# EXERCISE
In the records that follow, show each line where the word "Margin" is present.

# RECORDS SHOWN
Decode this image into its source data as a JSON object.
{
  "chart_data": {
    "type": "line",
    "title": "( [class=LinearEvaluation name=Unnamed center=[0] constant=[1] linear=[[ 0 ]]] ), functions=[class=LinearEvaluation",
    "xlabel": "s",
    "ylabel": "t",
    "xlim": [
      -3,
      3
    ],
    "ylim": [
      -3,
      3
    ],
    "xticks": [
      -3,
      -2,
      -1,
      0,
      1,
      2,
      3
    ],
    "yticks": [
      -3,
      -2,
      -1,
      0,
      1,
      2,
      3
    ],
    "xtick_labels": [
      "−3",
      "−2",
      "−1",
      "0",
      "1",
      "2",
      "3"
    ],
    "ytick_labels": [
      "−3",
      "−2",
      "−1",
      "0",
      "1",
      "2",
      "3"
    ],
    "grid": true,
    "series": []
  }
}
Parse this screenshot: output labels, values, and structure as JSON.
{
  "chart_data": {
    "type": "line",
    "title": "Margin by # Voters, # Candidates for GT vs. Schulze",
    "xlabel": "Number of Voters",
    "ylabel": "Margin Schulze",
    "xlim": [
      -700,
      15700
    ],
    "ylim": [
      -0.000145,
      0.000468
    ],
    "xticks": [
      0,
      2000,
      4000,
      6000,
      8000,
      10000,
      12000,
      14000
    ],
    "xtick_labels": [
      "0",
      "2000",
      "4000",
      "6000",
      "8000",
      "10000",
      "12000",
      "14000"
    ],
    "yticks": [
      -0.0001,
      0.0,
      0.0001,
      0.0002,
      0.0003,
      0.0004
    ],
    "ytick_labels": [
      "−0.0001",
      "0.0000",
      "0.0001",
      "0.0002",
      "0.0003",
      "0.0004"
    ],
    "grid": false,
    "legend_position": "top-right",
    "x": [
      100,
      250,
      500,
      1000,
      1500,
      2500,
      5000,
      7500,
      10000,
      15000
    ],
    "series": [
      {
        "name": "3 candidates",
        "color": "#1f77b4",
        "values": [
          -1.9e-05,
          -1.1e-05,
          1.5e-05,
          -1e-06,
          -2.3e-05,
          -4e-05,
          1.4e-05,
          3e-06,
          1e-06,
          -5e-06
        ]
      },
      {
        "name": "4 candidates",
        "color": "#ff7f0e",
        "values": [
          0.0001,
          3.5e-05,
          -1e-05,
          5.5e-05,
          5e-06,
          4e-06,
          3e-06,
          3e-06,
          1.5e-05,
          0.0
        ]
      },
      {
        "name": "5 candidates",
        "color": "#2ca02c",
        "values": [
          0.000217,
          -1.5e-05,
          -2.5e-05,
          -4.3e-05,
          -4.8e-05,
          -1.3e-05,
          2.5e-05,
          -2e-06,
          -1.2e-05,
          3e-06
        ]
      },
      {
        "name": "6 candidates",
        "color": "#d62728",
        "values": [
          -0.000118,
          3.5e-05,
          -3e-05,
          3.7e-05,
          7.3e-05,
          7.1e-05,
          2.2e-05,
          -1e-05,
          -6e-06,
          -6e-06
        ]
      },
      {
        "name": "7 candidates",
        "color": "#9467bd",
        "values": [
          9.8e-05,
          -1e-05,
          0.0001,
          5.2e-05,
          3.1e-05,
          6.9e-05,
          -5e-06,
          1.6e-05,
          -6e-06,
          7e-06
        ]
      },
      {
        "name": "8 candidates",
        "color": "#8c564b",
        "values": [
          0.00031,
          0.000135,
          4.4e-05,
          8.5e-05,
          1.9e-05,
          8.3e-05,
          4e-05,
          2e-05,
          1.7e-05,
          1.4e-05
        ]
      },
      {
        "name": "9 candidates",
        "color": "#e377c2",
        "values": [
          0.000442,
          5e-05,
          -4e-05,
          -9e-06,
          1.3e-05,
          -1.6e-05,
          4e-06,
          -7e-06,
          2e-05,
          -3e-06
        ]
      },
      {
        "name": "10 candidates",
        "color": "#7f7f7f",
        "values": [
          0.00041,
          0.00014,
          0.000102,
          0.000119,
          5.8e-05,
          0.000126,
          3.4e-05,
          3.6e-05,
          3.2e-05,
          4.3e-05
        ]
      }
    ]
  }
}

# RESULT FOR THIS EXERCISE
    "title": "Margin by # Voters, # Candidates for GT vs. Schulze",
    "ylabel": "Margin Schulze",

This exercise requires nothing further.